EXTRACT ->
________________
- 1983 Spain release

Single by Real Life

from the album Heartland
- B-side: "Like a Gun" (original release) "Always" (1989 reissue)
- Released: May 1983 (AUS); November 1983 (USA); 1989 (re-release);
- Genre: Synth-pop; new wave;
- Length: 3:53
- Label: Wheatley; Curb; MCA; Intercord; Ariola;
- Songwriters: David Sterry; Richard Zatorski;
- Producer: Ross Cockle

Real Life singles chronology
|  | "Send Me an Angel" (1983) | "Openhearted" (1983) |

= Send Me an Angel (Real Life song) =

1983 single by Real Life

"Send Me an Angel" is a 1983 song by Australian band Real Life. The song was released in May 1983 as the band's debut single from their debut studio album Heartland. The song peaked in the top 10 in Australia and is the band's best-known song. This version peaked in early 1984 in the US at No. 29 on the Billboard Hot 100 chart. The song was No. 1 in Germany and New Zealand and Top 10 in other countries.

In the US, "Send Me an Angel '89" surpassed the original version from 1983. "Send Me An Angel '89" reached a peak of No. 26 on the Billboard Hot 100 chart in the summer of 1989 in the US.

==Track listing==
- 7" single (WRS-001)
________________
DATA PROVIDED ->
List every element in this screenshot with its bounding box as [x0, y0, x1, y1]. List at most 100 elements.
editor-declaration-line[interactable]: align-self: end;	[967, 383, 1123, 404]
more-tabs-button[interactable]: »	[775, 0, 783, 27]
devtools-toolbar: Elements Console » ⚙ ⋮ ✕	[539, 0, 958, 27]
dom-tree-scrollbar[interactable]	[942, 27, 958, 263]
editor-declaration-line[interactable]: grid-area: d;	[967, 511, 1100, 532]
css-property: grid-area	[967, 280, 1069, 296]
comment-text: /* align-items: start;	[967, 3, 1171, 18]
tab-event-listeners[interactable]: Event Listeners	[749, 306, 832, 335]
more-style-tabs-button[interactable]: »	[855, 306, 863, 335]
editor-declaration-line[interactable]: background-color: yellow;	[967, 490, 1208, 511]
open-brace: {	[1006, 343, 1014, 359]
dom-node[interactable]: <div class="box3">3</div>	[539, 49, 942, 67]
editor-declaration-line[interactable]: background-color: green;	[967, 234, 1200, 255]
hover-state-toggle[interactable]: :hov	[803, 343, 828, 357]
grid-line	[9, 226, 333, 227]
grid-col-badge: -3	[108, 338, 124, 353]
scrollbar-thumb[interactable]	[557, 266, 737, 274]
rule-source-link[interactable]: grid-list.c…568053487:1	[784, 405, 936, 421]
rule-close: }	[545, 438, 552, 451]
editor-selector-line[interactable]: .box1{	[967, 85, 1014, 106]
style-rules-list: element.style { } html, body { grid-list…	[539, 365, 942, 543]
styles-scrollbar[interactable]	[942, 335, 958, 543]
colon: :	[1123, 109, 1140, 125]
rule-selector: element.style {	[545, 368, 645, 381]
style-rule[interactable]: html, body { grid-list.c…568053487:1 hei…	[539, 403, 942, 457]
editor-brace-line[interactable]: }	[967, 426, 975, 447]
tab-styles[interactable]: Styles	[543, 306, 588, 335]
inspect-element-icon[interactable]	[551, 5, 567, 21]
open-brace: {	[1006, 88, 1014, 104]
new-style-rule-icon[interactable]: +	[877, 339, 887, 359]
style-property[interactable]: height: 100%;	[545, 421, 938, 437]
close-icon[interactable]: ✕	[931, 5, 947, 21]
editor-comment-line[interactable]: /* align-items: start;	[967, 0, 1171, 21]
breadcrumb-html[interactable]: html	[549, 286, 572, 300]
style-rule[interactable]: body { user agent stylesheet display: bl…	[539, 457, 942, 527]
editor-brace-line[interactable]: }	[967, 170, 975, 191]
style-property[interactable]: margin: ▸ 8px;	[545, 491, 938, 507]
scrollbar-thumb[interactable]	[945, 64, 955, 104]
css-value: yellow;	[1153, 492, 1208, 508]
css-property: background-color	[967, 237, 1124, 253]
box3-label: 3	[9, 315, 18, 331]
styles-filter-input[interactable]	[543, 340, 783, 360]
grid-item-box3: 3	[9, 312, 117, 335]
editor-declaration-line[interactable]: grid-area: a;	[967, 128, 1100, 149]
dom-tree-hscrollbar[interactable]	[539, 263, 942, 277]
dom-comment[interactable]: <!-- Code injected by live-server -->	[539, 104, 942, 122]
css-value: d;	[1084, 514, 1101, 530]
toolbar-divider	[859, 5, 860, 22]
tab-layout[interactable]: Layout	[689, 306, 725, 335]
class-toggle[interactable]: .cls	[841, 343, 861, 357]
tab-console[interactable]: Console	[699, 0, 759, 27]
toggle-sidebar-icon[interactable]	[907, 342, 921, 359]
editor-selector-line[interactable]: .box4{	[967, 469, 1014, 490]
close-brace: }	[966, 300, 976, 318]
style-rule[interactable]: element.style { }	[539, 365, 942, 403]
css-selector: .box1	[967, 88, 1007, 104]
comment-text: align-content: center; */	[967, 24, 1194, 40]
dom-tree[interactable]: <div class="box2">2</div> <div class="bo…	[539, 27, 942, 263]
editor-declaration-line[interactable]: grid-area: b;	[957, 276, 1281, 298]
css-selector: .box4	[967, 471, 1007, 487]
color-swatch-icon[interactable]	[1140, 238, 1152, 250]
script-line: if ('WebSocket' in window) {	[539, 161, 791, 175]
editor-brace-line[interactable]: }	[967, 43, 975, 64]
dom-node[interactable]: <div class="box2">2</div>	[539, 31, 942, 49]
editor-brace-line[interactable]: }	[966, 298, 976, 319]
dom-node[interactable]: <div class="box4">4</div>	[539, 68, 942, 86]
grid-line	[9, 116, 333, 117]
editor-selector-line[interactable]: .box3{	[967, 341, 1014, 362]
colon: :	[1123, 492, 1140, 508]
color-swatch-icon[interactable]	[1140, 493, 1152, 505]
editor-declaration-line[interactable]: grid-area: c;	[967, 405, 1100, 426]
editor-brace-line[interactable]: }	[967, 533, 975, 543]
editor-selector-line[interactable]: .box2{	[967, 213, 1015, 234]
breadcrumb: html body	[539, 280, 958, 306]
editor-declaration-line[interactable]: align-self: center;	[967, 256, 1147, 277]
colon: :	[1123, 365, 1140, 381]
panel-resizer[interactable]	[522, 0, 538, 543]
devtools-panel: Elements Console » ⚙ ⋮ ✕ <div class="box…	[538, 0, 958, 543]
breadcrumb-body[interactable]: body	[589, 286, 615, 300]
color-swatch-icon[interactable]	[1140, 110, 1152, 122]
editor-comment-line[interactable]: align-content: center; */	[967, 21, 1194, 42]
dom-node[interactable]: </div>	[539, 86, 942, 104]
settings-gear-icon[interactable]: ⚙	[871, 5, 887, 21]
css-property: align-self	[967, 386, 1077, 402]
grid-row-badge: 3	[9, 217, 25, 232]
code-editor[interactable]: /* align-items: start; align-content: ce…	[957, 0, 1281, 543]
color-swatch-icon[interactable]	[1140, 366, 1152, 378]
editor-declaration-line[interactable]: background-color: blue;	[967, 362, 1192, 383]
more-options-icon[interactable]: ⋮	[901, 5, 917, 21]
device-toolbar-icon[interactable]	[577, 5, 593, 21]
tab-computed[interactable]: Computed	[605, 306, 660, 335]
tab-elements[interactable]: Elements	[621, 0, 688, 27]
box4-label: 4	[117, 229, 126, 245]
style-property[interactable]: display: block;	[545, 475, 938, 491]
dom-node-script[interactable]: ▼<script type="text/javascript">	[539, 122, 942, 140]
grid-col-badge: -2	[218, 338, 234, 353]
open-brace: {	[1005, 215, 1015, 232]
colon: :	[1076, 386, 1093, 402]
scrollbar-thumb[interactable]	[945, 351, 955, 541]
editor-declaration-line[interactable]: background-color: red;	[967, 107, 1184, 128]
________________
WHAT THE TASK ASKS ->
Copy the text about "Send Me an Angel" starting at "Real Life singles" and ending at "in other countries.", changing "debut single" to "first single". The listing stands apart from the text about "Send Me an Angel."

EXERCISE SOLUTION ->
Real Life singles chronology
|  | "Send Me an Angel" (1983) | "Openhearted" (1983) |

= Send Me an Angel (Real Life song) =

1983 single by Real Life

"Send Me an Angel" is a 1983 song by Australian band Real Life. The song was released in May 1983 as the band's first single from their debut studio album Heartland. The song peaked in the top 10 in Australia and is the band's best-known song. This version peaked in early 1984 in the US at No. 29 on the Billboard Hot 100 chart. The song was No. 1 in Germany and New Zealand and Top 10 in other countries.